--- begin ---
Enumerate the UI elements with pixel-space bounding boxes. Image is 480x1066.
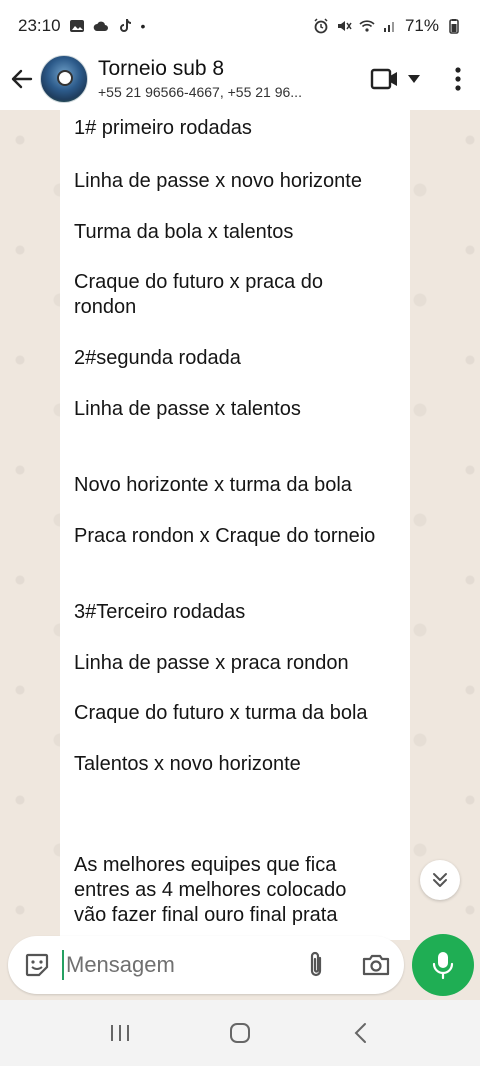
message-line: vão fazer final ouro final prata [74, 904, 338, 926]
scroll-down-button[interactable] [420, 860, 460, 900]
sticker-icon [25, 953, 49, 977]
system-nav-bar [0, 1000, 480, 1066]
message-input[interactable] [62, 950, 282, 980]
sticker-button[interactable] [12, 951, 62, 979]
message-line: 1# primeiro rodadas [74, 117, 252, 139]
double-chevron-down-icon [433, 873, 447, 887]
battery-icon [446, 18, 462, 34]
back-button[interactable] [4, 59, 40, 99]
message-line: Linha de passe x novo horizonte [74, 170, 362, 192]
message-composer [8, 936, 404, 994]
status-time: 23:10 [18, 16, 61, 35]
image-icon [69, 18, 85, 34]
message-bubble[interactable]: 1# primeiro rodadas Linha de passe x nov… [60, 110, 410, 940]
message-line: 3#Terceiro rodadas [74, 601, 246, 623]
message-line: Linha de passe x talentos [74, 398, 301, 420]
message-line: Novo horizonte x turma da bola [74, 474, 352, 496]
more-vertical-icon [455, 67, 461, 91]
recent-apps-button[interactable] [100, 1013, 140, 1053]
home-icon [230, 1023, 250, 1043]
signal-icon [382, 18, 398, 34]
message-line: 2#segunda rodada [74, 347, 241, 369]
group-avatar[interactable] [40, 55, 88, 103]
video-camera-icon [370, 68, 397, 90]
message-line: Craque do futuro x praca do [74, 271, 324, 293]
back-nav-button[interactable] [340, 1013, 380, 1053]
microphone-icon [432, 952, 454, 980]
caret-down-icon [408, 75, 420, 83]
paperclip-icon [310, 951, 322, 977]
tiktok-icon [117, 18, 133, 34]
dot-icon: • [140, 18, 146, 34]
camera-icon [362, 954, 390, 976]
battery-percent: 71% [404, 16, 439, 35]
wifi-icon [359, 18, 375, 34]
chat-info[interactable]: Torneio sub 8 +55 21 96566-4667, +55 21 … [98, 56, 338, 102]
message-line: As melhores equipes que fica [74, 854, 337, 876]
message-line: Praca rondon x Craque do torneio [74, 525, 376, 547]
home-button[interactable] [220, 1013, 260, 1053]
message-line: Craque do futuro x turma da bola [74, 702, 368, 724]
chat-title: Torneio sub 8 [98, 57, 225, 80]
voice-message-button[interactable] [412, 934, 474, 996]
mute-icon [336, 18, 352, 34]
soccer-ball-icon [57, 70, 73, 86]
chat-participants: +55 21 96566-4667, +55 21 96... [98, 84, 302, 100]
camera-button[interactable] [356, 952, 396, 978]
more-options-button[interactable] [448, 67, 468, 91]
recent-apps-icon [111, 1025, 129, 1041]
video-call-button[interactable] [370, 67, 420, 91]
attach-button[interactable] [296, 950, 336, 980]
message-line: rondon [74, 296, 137, 318]
cloud-icon [93, 18, 109, 34]
alarm-icon [313, 18, 329, 34]
chat-header: Torneio sub 8 +55 21 96566-4667, +55 21 … [0, 48, 480, 110]
message-line: Turma da bola x talentos [74, 221, 294, 243]
message-line: Talentos x novo horizonte [74, 753, 301, 775]
chevron-left-icon [354, 1023, 366, 1043]
status-bar: 23:10 • 71% [0, 0, 480, 52]
message-line: Linha de passe x praca rondon [74, 652, 349, 674]
chat-area[interactable]: 1# primeiro rodadas Linha de passe x nov… [0, 110, 480, 940]
arrow-left-icon [11, 69, 33, 89]
message-line: entres as 4 melhores colocado [74, 879, 347, 901]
--- end ---
*What is asked*: Can you list every line of the records above as a numbered list, skipping blank lines and leaving out the pictures?

*Result for this exercise*:
1. Enumerate the UI elements with pixel-space bounding boxes. Image is 480x1066.
2. message-line: vão fazer final ouro final prata [74, 904, 338, 926]
3. scroll-down-button[interactable] [420, 860, 460, 900]
4. sticker-icon [25, 953, 49, 977]
5. system-nav-bar [0, 1000, 480, 1066]
6. message-input[interactable] [62, 950, 282, 980]
7. sticker-button[interactable] [12, 951, 62, 979]
8. message-line: 1# primeiro rodadas [74, 117, 252, 139]
9. double-chevron-down-icon [433, 873, 447, 887]
10. battery-icon [446, 18, 462, 34]
11. back-button[interactable] [4, 59, 40, 99]
12. message-line: Linha de passe x novo horizonte [74, 170, 362, 192]
13. message-composer [8, 936, 404, 994]
14. status-time: 23:10 [18, 16, 61, 35]
15. image-icon [69, 18, 85, 34]
16. message-bubble[interactable]: 1# primeiro rodadas Linha de passe x nov… [60, 110, 410, 940]
17. message-line: 3#Terceiro rodadas [74, 601, 246, 623]
18. message-line: Linha de passe x talentos [74, 398, 301, 420]
19. message-line: Novo horizonte x turma da bola [74, 474, 352, 496]
20. more-vertical-icon [455, 67, 461, 91]
21. recent-apps-button[interactable] [100, 1013, 140, 1053]
22. home-icon [230, 1023, 250, 1043]
23. signal-icon [382, 18, 398, 34]
24. message-line: 2#segunda rodada [74, 347, 241, 369]
25. group-avatar[interactable] [40, 55, 88, 103]
26. video-camera-icon [370, 68, 397, 90]
27. message-line: Craque do futuro x praca do [74, 271, 324, 293]
28. back-nav-button[interactable] [340, 1013, 380, 1053]
29. microphone-icon [432, 952, 454, 980]
30. caret-down-icon [408, 75, 420, 83]
31. paperclip-icon [310, 951, 322, 977]
32. tiktok-icon [117, 18, 133, 34]
33. dot-icon: • [140, 18, 146, 34]
34. camera-icon [362, 954, 390, 976]
35. battery-percent: 71% [404, 16, 439, 35]
36. wifi-icon [359, 18, 375, 34]
37. chat-info[interactable]: Torneio sub 8 +55 21 96566-4667, +55 21 … [98, 56, 338, 102]
38. message-line: As melhores equipes que fica [74, 854, 337, 876]
39. message-line: Praca rondon x Craque do torneio [74, 525, 376, 547]
40. home-button[interactable] [220, 1013, 260, 1053]
41. message-line: Craque do futuro x turma da bola [74, 702, 368, 724]
42. chat-title: Torneio sub 8 [98, 57, 225, 80]
43. voice-message-button[interactable] [412, 934, 474, 996]
44. mute-icon [336, 18, 352, 34]
45. soccer-ball-icon [57, 70, 73, 86]
46. chat-participants: +55 21 96566-4667, +55 21 96... [98, 84, 302, 100]
47. camera-button[interactable] [356, 952, 396, 978]
48. more-options-button[interactable] [448, 67, 468, 91]
49. recent-apps-icon [111, 1025, 129, 1041]
50. video-call-button[interactable] [370, 67, 420, 91]
51. attach-button[interactable] [296, 950, 336, 980]
52. message-line: rondon [74, 296, 137, 318]
53. cloud-icon [93, 18, 109, 34]
54. alarm-icon [313, 18, 329, 34]
55. chat-header: Torneio sub 8 +55 21 96566-4667, +55 21 … [0, 48, 480, 110]
56. message-line: Turma da bola x talentos [74, 221, 294, 243]
57. message-line: Talentos x novo horizonte [74, 753, 301, 775]
58. chevron-left-icon [354, 1023, 366, 1043]
59. status-bar: 23:10 • 71% [0, 0, 480, 52]
60. message-line: Linha de passe x praca rondon [74, 652, 349, 674]
61. chat-area[interactable]: 1# primeiro rodadas Linha de passe x nov… [0, 110, 480, 940]
62. arrow-left-icon [11, 69, 33, 89]
63. message-line: entres as 4 melhores colocado [74, 879, 347, 901]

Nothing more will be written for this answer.